**Consigne 1:**
Réécrivez plus brièvement le paragraphe de l'extrait à lire qui commence par « M. Bosc a été la personne qui a accueilli », en gardant ses faits principaux.
**Consigne 2:**
Relevez toutes les phrases de l'extrait à lire qui contiennent le mot « émouvant ».

Monsieur le Président, j'ai le plaisir de me lever à mon tour pour parler du projet de loi C-49.
Auparavant, vous me permettrez de prendre quelques instants pour souligner un moment que j'ai trouvé très émouvant aujourd'hui à la Chambre. J'étais ici quand le greffier, M. Marc Bosc, est arrivé pour sa dernière présence ici à la Chambre des communes, en tant que greffier par intérim de la Chambre, selon ce qu'on a appris par différents moyens.
M. Bosc a été la personne qui a accueilli à la Chambre les premiers députés qui ont été élus en 2015. Cela a été pour nous un moment très émouvant. Pour nous, M. Bosc est le greffier de la Chambre, parce que nous n'avons pas connu d'autres greffiers. M. Bosc a toujours été là et il a fait preuve d'un très grand professionnalisme. Je crois qu'il était respecté de tous, en tout cas de tous les gens de ce côté-ci de la Chambre. M. Bosc a toujours démontré un très grand professionnalisme, et nous l'avons toujours respecté.
Pour moi, monsieur le Président, cela a été un moment très émouvant de le voir entrer ici, ce matin, prendre sa place devant vous pour lancer cette dernière journée de débat à la Chambre des communes. J'ose espérer que M. Bosc aura toujours une grande place ici, au Parlement.

[Données de position des éléments]

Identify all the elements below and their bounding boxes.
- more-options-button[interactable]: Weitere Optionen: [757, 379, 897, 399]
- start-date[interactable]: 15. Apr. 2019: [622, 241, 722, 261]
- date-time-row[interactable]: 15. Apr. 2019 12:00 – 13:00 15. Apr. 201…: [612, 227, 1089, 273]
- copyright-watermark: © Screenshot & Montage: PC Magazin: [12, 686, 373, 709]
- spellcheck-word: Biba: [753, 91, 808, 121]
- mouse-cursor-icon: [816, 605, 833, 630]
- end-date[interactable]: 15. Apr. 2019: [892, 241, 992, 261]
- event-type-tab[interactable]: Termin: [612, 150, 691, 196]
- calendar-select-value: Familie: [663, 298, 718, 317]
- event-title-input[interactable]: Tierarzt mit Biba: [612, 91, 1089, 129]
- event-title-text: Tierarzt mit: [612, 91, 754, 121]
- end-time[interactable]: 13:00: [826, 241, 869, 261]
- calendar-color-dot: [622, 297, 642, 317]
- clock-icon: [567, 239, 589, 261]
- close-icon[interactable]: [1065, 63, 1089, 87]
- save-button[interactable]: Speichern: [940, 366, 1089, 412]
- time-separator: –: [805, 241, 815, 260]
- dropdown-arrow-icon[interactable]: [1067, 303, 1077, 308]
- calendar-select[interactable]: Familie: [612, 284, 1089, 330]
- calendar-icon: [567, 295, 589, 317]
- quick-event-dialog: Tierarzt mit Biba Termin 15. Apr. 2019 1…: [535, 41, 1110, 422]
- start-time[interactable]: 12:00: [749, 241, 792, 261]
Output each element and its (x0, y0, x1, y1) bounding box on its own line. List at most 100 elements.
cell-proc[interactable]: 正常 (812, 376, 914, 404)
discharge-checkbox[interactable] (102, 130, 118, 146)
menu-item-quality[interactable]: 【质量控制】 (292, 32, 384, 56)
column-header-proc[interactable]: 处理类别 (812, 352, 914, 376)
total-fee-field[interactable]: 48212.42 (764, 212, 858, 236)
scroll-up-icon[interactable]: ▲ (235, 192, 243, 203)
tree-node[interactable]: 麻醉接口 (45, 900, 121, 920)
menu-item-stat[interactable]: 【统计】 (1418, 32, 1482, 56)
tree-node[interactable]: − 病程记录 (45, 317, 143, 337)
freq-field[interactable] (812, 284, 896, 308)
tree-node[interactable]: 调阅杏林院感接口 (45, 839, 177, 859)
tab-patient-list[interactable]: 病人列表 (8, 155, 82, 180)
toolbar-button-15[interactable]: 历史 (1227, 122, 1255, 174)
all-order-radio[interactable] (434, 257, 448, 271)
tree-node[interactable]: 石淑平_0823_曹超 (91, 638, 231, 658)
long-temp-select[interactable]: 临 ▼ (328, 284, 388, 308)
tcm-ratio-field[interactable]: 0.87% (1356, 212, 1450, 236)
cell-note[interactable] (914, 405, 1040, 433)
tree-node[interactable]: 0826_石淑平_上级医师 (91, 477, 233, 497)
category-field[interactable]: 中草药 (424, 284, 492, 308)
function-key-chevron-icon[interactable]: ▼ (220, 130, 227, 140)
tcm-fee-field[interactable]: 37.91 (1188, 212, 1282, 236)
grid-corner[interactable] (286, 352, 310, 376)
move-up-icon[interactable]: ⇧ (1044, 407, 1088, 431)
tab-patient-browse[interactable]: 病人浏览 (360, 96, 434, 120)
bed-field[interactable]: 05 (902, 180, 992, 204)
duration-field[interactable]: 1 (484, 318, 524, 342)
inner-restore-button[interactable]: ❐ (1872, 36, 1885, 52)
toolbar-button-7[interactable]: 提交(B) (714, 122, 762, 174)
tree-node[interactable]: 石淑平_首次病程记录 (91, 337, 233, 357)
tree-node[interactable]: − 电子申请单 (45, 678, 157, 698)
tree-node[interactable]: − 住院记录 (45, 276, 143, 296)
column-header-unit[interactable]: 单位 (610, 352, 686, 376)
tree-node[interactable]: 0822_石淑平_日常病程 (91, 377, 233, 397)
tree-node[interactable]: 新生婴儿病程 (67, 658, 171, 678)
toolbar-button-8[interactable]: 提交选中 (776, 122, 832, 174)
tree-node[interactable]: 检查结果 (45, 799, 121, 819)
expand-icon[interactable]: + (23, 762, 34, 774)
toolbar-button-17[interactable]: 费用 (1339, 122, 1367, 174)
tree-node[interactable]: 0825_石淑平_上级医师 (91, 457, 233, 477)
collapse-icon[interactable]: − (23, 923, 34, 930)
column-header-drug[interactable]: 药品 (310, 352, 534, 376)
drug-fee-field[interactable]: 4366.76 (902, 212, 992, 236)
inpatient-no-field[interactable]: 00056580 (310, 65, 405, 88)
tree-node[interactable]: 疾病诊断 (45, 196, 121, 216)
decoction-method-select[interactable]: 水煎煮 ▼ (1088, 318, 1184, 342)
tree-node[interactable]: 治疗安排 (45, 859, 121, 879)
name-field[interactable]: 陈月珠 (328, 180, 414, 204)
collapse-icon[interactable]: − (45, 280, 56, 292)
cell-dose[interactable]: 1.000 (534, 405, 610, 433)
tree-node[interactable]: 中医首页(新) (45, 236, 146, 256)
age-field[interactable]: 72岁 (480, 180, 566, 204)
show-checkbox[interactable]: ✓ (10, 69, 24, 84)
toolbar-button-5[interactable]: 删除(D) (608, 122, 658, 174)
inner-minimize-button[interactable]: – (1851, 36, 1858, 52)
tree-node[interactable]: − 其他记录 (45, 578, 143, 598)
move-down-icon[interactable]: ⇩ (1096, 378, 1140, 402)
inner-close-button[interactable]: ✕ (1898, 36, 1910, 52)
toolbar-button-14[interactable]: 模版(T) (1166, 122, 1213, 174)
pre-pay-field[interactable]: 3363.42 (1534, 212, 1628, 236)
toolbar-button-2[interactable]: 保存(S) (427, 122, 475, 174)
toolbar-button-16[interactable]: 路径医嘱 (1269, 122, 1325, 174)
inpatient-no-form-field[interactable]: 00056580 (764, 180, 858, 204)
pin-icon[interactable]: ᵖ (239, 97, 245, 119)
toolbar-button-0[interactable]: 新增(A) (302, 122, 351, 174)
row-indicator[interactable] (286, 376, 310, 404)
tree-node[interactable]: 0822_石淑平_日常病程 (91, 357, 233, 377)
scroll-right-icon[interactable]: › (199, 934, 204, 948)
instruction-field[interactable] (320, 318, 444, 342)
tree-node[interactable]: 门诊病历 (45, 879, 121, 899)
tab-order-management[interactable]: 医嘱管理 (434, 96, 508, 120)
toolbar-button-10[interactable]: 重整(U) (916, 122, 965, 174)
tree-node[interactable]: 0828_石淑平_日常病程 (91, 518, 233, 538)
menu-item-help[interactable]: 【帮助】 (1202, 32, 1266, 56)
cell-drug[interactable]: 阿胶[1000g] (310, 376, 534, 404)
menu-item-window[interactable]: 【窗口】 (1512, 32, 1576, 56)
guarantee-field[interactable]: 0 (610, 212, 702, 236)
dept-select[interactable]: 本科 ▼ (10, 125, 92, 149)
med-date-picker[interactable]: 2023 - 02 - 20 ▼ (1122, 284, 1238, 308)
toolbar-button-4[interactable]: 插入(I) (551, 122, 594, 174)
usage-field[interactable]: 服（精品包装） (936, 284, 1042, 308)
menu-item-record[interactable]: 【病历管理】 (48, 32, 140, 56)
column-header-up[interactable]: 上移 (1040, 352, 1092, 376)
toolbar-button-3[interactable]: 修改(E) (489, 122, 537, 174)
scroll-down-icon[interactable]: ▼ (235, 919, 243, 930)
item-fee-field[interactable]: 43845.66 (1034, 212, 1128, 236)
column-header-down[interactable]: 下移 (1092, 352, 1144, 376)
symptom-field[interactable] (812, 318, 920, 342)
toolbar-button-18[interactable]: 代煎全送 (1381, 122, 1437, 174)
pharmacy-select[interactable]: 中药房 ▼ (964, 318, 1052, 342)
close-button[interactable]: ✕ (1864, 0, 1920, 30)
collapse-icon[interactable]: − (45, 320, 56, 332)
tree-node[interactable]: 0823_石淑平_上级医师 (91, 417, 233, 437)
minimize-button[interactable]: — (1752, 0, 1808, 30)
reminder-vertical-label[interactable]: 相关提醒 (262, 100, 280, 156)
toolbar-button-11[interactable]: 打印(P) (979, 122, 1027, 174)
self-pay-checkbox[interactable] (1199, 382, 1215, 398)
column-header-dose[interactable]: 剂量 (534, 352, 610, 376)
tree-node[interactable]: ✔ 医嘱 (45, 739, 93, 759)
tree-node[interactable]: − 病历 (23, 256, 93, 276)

**Réponse rédigée 1:**
M. Bosc a accueilli à la Chambre les premiers députés élus en 2015, ce qui a été pour eux un moment très émouvant. Comme ils n'ont pas connu d'autre greffier, il est pour eux le greffier de la Chambre. Toujours présent, il a fait preuve d'un très grand professionnalisme. L'orateur croit qu'il était respecté de tous, du moins de ce côté-ci de la Chambre.

**Réponse rédigée 2:**
- Auparavant, vous me permettrez de prendre quelques instants pour souligner un moment que j'ai trouvé très émouvant aujourd'hui à la Chambre.
- Cela a été pour nous un moment très émouvant.
- Pour moi, monsieur le Président, cela a été un moment très émouvant de le voir entrer ici, ce matin, prendre sa place devant vous pour lancer cette dernière journée de débat à la Chambre des communes.